» REQUIREMENT: Extract the lines below verbatim, beginning at the line that contains "sidebar-nav: Introduction Strategy" and ending after the line that contains "hero-image xyxy=(218,0,1200,132)".

........

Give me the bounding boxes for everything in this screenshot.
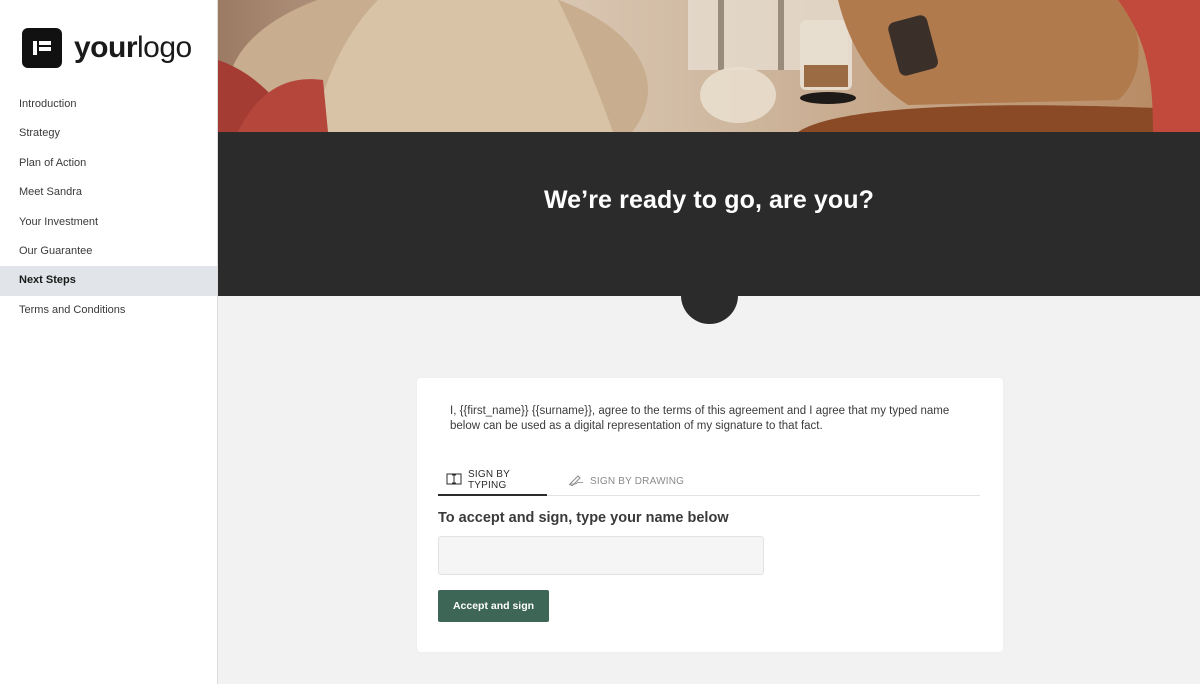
sidebar-nav: Introduction Strategy Plan of Action Mee… xyxy=(0,90,217,325)
logo-text-light: logo xyxy=(137,31,192,64)
sidebar-item-your-investment[interactable]: Your Investment xyxy=(0,208,217,237)
logo-icon xyxy=(22,28,62,68)
signature-card: I, {{first_name}} {{surname}}, agree to … xyxy=(417,378,1003,652)
cafe-photo xyxy=(218,0,1200,132)
pen-icon xyxy=(568,474,584,489)
hero-image xyxy=(218,0,1200,132)
sidebar-item-terms-and-conditions[interactable]: Terms and Conditions xyxy=(0,296,217,325)
agreement-text: I, {{first_name}} {{surname}}, agree to … xyxy=(450,405,950,432)
sidebar-item-our-guarantee[interactable]: Our Guarantee xyxy=(0,237,217,266)
banner-notch xyxy=(681,267,738,324)
tab-sign-by-drawing-label: SIGN BY DRAWING xyxy=(590,475,685,487)
tab-sign-by-typing-label: SIGN BY TYPING xyxy=(468,469,510,491)
sidebar-item-next-steps[interactable]: Next Steps xyxy=(0,266,217,296)
logo-text: yourlogo xyxy=(74,31,192,65)
keyboard-icon xyxy=(446,473,462,488)
sidebar-item-plan-of-action[interactable]: Plan of Action xyxy=(0,149,217,178)
logo-text-bold: your xyxy=(74,31,138,64)
signature-name-input[interactable] xyxy=(438,536,764,575)
sign-prompt: To accept and sign, type your name below xyxy=(438,510,729,526)
tab-sign-by-drawing[interactable]: SIGN BY DRAWING xyxy=(568,466,684,496)
sidebar: yourlogo Introduction Strategy Plan of A… xyxy=(0,0,218,684)
signature-tabs: SIGN BY TYPING SIGN BY DRAWING xyxy=(438,466,980,496)
sidebar-item-strategy[interactable]: Strategy xyxy=(0,119,217,148)
banner-heading: We’re ready to go, are you? xyxy=(543,186,875,214)
tab-sign-by-typing[interactable]: SIGN BY TYPING xyxy=(438,466,547,496)
accept-and-sign-button[interactable]: Accept and sign xyxy=(438,590,549,622)
sidebar-item-meet-sandra[interactable]: Meet Sandra xyxy=(0,178,217,207)
logo[interactable]: yourlogo xyxy=(22,28,192,68)
sidebar-item-introduction[interactable]: Introduction xyxy=(0,90,217,119)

........

» TASK OUTPUT:
sidebar-nav: Introduction Strategy Plan of Action Mee… xyxy=(0,90,217,325)
logo-text-light: logo xyxy=(137,31,192,64)
sidebar-item-your-investment[interactable]: Your Investment xyxy=(0,208,217,237)
logo-icon xyxy=(22,28,62,68)
signature-card: I, {{first_name}} {{surname}}, agree to … xyxy=(417,378,1003,652)
cafe-photo xyxy=(218,0,1200,132)
pen-icon xyxy=(568,474,584,489)
hero-image xyxy=(218,0,1200,132)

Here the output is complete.